• **What is being asked**: Collect every line below that contains the word "name".

• **Data for this task**:
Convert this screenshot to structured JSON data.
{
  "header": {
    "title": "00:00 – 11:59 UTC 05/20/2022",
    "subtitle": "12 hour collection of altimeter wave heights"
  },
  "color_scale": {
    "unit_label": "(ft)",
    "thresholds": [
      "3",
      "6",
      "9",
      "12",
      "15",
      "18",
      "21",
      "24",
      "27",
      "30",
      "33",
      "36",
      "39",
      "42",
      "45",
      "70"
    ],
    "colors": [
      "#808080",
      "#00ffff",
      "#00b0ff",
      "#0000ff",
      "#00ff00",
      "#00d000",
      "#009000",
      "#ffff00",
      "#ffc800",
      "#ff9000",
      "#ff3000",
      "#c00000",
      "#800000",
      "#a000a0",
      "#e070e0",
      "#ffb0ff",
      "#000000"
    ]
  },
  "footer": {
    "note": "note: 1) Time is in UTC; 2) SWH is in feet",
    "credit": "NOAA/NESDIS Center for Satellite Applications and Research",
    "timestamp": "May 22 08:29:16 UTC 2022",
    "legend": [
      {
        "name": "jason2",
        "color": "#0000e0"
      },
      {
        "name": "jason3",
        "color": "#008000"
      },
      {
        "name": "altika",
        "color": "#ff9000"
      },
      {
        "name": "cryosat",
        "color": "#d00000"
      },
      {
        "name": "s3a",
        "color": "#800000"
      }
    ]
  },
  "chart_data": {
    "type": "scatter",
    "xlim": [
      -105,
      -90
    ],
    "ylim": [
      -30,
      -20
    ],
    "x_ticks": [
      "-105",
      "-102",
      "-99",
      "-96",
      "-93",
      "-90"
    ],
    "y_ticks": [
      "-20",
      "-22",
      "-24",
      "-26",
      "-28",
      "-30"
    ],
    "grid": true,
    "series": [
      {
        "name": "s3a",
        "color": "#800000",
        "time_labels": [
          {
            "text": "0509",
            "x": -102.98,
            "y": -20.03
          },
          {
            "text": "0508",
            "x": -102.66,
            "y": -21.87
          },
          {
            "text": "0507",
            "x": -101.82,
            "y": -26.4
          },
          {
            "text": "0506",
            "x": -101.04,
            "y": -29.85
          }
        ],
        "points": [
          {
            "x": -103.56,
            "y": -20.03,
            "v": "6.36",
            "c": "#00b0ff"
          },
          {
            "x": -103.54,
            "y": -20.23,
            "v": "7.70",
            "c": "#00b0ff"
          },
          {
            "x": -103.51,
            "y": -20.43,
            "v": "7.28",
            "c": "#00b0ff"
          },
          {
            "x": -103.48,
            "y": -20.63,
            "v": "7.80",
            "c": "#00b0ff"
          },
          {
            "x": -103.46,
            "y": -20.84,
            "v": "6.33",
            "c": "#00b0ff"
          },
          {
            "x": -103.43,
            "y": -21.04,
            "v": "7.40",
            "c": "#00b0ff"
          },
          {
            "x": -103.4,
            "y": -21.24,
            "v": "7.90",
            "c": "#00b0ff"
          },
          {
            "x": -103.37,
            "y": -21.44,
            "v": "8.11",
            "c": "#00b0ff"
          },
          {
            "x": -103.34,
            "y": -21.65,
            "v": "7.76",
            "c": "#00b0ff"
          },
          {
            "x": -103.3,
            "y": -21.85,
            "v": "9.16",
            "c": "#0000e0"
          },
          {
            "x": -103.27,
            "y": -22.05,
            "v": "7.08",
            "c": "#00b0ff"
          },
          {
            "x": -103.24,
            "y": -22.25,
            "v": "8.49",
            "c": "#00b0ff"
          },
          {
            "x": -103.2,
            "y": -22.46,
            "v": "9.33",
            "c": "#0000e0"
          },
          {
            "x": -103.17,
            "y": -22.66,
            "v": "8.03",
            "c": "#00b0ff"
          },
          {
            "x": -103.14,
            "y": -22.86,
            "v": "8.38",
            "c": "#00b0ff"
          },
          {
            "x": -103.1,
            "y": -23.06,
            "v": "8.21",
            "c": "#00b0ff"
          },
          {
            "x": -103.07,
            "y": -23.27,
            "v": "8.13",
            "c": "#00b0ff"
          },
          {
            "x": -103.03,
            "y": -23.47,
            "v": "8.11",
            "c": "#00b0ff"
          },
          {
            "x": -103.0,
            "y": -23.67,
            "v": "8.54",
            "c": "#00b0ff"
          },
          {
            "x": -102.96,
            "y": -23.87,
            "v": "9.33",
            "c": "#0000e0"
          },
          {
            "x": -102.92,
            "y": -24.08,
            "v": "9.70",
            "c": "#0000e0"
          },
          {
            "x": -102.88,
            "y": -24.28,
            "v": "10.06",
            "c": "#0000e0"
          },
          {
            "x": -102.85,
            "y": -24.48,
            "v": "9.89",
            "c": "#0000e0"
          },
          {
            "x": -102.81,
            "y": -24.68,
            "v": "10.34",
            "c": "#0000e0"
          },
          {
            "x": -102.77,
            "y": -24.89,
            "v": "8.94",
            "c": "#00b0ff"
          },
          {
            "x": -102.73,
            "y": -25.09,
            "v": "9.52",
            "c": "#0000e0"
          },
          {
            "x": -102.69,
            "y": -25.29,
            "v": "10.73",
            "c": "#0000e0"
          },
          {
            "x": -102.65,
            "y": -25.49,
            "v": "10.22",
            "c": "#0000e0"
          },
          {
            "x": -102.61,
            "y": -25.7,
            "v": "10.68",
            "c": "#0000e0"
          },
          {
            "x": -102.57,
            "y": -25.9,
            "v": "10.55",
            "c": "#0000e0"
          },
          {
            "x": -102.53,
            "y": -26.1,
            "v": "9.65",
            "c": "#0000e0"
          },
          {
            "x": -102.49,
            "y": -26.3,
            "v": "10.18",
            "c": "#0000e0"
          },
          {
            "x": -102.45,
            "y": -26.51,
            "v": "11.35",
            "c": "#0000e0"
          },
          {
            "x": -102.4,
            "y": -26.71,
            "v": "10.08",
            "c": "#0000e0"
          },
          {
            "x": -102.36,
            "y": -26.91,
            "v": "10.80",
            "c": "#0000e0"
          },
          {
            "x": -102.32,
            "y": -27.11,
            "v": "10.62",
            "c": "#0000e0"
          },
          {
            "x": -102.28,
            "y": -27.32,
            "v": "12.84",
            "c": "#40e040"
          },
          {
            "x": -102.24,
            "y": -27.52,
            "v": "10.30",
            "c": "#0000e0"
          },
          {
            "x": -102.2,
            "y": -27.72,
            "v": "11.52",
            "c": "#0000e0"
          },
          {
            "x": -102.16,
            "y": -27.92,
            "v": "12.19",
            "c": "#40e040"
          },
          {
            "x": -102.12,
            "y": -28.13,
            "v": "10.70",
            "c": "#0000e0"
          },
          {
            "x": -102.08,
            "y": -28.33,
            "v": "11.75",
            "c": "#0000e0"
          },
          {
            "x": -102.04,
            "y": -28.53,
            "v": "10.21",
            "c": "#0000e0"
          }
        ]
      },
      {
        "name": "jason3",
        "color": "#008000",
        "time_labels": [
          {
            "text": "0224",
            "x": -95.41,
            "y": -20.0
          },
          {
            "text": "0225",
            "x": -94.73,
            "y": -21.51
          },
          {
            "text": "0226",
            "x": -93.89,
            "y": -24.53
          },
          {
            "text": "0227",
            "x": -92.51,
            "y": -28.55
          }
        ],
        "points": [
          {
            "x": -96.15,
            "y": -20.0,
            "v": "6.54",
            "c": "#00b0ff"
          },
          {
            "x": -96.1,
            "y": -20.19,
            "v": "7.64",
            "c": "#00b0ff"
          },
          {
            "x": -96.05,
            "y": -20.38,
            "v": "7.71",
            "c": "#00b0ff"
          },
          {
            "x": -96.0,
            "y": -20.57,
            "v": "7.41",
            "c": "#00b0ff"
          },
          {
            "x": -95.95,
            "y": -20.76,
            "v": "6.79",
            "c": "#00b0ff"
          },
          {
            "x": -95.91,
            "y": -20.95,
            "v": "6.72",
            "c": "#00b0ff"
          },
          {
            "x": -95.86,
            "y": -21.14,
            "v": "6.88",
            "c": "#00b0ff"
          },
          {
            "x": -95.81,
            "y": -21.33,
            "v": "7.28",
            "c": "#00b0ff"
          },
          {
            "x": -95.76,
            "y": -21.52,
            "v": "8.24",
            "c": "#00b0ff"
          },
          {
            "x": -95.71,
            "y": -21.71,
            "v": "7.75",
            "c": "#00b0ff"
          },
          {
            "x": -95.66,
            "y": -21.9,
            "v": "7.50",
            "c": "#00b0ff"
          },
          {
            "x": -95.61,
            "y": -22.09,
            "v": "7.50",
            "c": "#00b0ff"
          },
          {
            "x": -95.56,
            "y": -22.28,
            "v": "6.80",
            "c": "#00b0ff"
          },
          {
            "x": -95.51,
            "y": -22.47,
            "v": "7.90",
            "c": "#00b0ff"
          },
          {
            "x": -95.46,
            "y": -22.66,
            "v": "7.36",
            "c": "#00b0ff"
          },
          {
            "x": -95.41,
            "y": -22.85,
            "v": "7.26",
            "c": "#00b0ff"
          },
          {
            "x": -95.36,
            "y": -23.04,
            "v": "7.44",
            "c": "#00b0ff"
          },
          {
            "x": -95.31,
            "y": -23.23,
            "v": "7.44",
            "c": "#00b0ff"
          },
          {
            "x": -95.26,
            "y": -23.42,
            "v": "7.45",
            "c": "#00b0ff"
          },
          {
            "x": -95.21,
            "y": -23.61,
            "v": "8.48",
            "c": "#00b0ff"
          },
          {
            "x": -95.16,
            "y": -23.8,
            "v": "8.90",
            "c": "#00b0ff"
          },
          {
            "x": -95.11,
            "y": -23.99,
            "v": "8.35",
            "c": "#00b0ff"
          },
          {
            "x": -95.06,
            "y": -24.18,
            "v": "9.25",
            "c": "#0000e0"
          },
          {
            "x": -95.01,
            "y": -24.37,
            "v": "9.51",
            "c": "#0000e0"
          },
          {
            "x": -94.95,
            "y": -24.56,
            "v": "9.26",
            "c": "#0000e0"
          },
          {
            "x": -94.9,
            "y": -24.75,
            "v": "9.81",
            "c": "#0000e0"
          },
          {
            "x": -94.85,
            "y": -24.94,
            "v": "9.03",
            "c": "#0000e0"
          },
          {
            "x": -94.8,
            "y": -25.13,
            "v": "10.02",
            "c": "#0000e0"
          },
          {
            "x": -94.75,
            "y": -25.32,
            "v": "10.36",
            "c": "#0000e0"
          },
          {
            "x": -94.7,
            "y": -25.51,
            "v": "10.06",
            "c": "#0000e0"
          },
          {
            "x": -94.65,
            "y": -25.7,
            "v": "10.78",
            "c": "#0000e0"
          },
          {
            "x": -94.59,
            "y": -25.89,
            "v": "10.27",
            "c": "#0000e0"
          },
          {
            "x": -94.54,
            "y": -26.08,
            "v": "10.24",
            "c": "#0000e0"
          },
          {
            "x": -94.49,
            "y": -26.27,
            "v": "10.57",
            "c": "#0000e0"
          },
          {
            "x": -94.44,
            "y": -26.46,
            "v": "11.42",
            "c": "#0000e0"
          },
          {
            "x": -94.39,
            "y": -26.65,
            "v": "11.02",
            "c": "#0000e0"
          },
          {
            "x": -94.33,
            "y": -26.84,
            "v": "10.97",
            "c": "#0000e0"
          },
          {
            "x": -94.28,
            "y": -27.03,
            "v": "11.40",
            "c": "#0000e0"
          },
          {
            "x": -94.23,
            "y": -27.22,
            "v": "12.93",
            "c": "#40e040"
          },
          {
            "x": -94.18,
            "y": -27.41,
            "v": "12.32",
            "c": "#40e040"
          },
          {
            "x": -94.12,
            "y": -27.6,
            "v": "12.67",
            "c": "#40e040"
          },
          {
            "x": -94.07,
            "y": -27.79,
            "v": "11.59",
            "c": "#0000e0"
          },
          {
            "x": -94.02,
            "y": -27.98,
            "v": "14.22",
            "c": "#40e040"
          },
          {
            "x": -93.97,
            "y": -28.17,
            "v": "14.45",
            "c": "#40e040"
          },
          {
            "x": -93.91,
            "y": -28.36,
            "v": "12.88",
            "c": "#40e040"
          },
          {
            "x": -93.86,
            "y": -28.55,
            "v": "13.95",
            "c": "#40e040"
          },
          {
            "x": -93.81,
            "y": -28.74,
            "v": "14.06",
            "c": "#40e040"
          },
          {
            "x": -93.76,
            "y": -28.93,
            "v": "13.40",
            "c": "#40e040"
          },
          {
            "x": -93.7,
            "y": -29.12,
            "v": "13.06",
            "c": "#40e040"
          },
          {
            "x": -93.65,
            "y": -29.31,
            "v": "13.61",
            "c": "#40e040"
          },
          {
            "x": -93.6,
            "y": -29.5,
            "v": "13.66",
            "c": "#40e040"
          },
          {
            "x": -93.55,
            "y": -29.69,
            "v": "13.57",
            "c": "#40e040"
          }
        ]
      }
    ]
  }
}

• **Expected answer**:
        "name": "jason2",
        "name": "jason3",
        "name": "altika",
        "name": "cryosat",
        "name": "s3a",
        "name": "s3a",
        "name": "jason3",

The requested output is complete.